DIRECTIONS FOR THIS TASK: The answer is a single number: how many lines hold the string "icon".

MATERIALS PROVIDED:
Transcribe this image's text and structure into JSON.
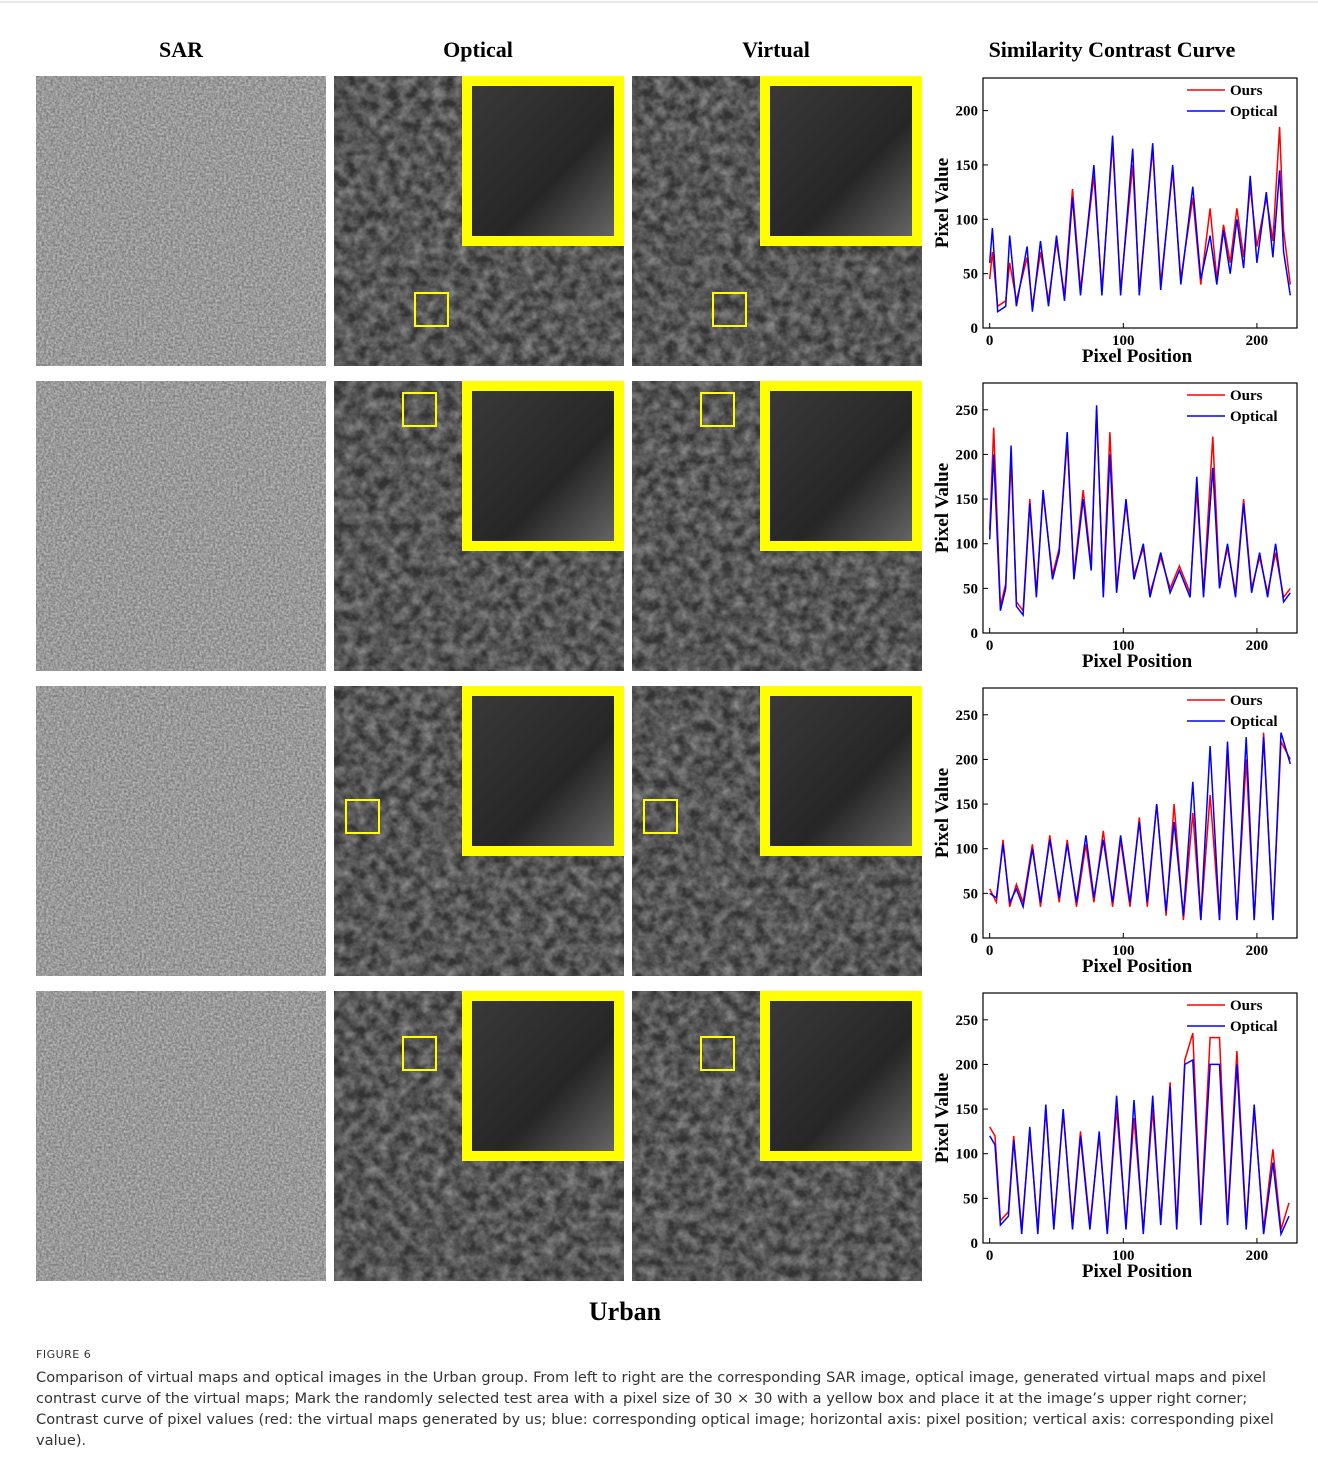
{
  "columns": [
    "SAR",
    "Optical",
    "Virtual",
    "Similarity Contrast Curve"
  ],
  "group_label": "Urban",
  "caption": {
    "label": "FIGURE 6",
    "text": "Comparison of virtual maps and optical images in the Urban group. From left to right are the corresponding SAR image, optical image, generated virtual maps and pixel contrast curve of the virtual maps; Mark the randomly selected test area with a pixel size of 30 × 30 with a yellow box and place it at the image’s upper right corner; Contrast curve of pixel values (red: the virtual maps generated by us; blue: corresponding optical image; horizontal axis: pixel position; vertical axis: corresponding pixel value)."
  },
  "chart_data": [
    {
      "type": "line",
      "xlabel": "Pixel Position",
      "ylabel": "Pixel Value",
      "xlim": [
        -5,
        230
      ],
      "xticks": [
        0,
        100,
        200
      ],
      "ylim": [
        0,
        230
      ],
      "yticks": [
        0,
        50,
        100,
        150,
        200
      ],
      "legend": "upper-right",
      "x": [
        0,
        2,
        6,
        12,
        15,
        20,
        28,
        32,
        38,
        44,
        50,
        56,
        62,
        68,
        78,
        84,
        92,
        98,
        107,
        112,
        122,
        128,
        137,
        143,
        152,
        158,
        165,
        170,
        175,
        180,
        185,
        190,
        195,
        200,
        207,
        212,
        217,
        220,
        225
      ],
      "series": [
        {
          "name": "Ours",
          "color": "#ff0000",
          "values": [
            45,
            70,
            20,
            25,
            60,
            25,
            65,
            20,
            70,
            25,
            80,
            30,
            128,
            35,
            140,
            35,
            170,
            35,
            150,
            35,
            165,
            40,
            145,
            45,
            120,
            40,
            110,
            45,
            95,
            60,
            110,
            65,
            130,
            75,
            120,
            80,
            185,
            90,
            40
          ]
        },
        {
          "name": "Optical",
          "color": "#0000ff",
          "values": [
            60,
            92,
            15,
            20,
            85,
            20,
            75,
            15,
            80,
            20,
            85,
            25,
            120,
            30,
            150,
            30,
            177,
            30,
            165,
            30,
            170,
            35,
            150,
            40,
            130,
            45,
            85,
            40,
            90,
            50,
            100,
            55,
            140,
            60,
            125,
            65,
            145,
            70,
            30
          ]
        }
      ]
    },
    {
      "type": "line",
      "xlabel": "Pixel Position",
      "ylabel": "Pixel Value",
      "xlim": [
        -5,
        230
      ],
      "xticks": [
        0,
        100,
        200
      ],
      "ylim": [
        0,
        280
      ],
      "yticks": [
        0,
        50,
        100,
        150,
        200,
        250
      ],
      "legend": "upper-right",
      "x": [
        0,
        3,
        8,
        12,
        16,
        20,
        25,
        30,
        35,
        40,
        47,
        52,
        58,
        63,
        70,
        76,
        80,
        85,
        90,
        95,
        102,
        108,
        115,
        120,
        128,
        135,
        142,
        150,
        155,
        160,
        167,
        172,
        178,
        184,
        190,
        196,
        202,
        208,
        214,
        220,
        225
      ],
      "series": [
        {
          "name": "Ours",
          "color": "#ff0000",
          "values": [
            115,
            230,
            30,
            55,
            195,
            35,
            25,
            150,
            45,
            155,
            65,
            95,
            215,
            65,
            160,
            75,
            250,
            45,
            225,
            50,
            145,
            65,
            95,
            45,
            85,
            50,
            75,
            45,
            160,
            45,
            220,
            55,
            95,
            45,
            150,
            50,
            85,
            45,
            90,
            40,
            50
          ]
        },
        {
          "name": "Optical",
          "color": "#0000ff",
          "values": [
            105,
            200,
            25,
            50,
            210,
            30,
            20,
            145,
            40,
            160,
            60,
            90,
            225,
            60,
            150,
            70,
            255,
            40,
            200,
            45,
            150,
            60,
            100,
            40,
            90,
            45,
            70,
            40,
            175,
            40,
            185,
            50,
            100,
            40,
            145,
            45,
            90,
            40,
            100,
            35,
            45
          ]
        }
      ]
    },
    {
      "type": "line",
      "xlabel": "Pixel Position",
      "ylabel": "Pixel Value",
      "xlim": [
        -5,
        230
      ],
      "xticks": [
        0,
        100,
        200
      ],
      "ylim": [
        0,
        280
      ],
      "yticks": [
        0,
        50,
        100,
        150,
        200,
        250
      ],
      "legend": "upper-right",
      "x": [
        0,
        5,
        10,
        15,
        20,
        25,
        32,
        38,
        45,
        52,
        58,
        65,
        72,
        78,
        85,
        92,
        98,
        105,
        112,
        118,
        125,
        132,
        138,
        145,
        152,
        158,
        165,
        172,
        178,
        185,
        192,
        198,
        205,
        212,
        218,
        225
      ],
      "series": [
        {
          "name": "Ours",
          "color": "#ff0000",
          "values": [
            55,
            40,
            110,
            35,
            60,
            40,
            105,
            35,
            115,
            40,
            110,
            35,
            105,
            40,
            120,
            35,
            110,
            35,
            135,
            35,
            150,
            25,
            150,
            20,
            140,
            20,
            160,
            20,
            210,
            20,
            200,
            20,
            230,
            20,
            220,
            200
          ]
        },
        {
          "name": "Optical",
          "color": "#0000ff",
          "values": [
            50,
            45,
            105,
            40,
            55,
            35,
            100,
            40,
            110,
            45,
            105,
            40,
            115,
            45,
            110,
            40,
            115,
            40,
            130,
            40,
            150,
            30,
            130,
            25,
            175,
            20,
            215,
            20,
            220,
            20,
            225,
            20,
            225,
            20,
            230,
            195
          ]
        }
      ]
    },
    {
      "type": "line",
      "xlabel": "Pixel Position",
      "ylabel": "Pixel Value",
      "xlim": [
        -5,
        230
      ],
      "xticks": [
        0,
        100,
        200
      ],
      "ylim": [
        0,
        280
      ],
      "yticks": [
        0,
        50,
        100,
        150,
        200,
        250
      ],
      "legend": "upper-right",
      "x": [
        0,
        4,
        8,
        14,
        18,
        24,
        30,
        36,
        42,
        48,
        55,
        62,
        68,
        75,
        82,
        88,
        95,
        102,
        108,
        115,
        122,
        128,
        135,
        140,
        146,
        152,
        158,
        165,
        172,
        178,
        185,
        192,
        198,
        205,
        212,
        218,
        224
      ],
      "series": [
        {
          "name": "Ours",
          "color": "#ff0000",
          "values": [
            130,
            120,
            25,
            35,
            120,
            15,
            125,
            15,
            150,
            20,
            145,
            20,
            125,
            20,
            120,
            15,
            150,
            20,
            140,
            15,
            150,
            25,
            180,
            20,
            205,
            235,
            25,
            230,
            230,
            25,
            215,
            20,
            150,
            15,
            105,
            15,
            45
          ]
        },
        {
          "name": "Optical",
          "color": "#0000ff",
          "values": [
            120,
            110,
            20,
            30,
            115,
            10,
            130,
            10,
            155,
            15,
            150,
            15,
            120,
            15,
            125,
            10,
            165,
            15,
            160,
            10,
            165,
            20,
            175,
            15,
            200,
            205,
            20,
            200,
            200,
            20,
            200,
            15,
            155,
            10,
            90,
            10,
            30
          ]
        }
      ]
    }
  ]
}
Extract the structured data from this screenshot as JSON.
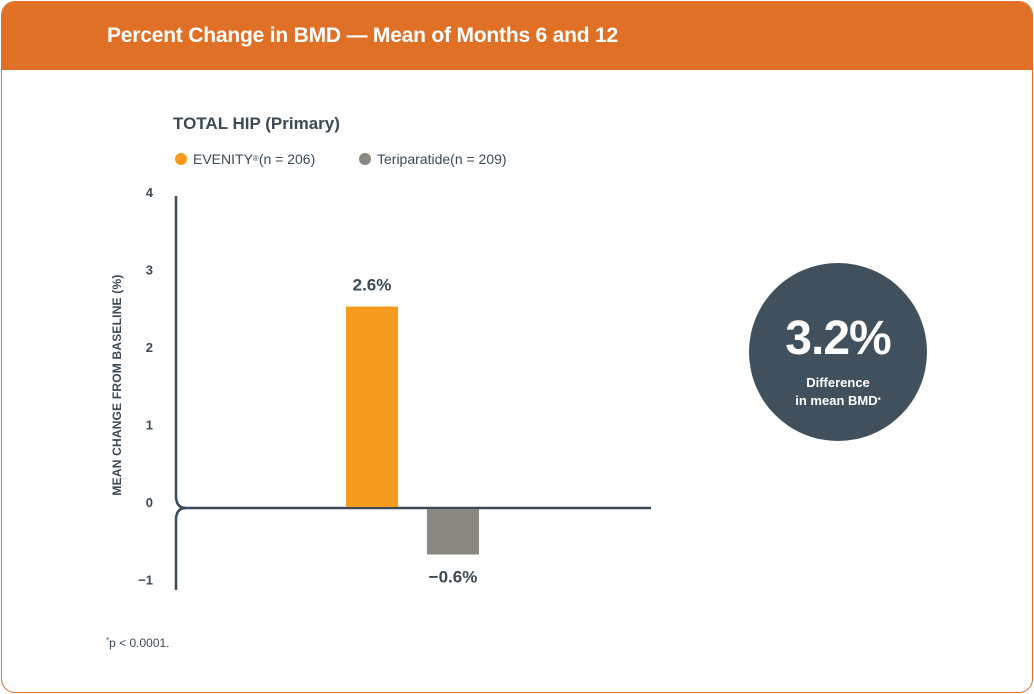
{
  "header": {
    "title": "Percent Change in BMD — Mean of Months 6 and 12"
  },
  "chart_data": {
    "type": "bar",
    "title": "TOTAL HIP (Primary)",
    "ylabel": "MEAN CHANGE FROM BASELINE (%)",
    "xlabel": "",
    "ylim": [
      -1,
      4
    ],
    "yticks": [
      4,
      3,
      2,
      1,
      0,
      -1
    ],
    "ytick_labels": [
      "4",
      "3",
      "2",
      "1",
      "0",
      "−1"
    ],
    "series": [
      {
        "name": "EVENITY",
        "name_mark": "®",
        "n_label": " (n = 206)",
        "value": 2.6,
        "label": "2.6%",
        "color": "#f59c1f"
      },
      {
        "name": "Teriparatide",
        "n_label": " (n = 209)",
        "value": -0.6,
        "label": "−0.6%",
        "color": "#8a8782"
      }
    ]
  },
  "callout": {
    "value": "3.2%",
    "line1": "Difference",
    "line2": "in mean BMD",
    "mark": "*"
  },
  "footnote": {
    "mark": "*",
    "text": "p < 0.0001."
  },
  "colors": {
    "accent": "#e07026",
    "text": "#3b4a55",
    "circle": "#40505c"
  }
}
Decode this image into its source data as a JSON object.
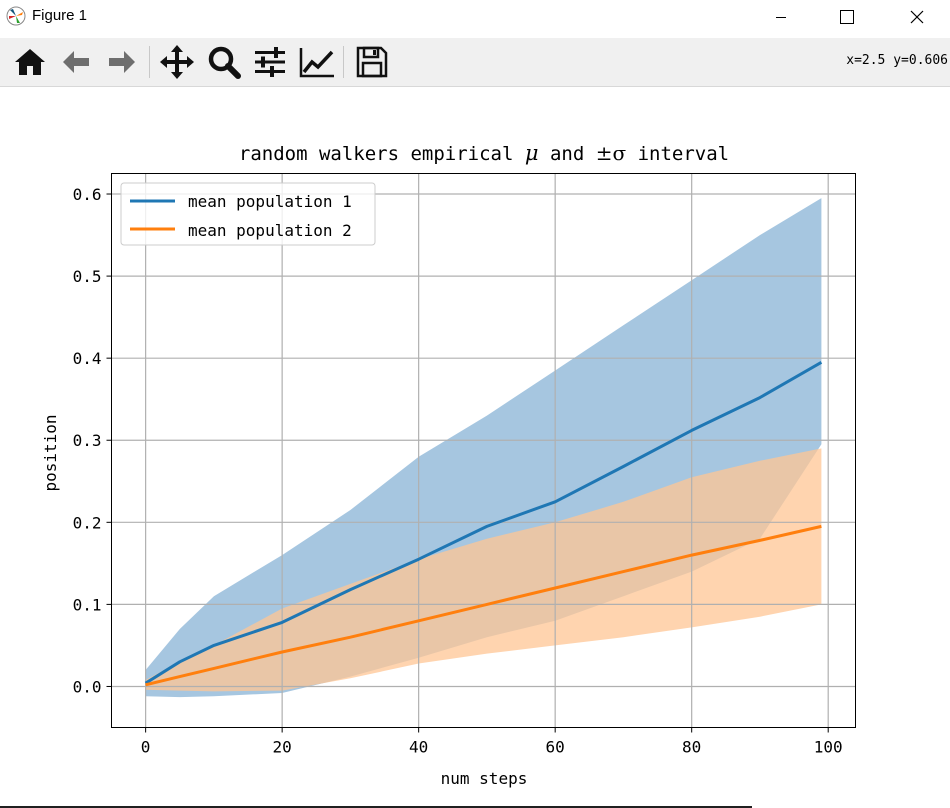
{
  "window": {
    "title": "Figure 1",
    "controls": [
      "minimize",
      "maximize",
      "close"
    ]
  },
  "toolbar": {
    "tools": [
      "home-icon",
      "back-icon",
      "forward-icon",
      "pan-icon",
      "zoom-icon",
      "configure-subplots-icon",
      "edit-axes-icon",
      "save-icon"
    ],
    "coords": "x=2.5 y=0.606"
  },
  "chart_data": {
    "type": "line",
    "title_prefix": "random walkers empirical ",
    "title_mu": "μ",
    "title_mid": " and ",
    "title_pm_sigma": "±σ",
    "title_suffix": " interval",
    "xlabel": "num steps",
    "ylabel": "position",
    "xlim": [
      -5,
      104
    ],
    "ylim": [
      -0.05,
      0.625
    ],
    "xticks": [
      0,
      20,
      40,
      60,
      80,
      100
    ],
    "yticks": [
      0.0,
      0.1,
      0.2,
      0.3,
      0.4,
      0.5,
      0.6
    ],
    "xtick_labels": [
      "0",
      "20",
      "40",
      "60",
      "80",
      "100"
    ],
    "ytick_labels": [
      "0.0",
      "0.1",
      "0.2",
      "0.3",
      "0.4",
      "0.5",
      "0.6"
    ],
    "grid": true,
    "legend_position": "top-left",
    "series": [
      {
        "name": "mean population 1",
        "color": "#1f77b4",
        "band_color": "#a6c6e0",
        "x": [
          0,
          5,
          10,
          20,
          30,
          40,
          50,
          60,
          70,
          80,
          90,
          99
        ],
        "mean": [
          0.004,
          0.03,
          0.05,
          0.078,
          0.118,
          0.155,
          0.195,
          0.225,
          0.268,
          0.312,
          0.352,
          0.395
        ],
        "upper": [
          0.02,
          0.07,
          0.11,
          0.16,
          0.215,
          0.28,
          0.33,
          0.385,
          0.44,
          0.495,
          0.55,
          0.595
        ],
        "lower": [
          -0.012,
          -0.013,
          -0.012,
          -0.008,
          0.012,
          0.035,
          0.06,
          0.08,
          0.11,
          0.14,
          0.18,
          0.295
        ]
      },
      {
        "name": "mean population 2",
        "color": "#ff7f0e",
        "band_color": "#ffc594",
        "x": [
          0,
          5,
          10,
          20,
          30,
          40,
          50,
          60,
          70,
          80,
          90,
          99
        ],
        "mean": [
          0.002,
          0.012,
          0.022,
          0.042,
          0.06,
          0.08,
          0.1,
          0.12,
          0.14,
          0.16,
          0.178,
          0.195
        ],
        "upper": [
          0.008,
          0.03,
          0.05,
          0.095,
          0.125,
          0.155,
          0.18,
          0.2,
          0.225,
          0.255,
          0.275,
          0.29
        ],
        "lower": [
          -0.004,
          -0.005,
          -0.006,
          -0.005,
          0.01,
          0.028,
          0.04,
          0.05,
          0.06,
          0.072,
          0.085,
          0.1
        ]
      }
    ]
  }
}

EXERCISE RESULT: 8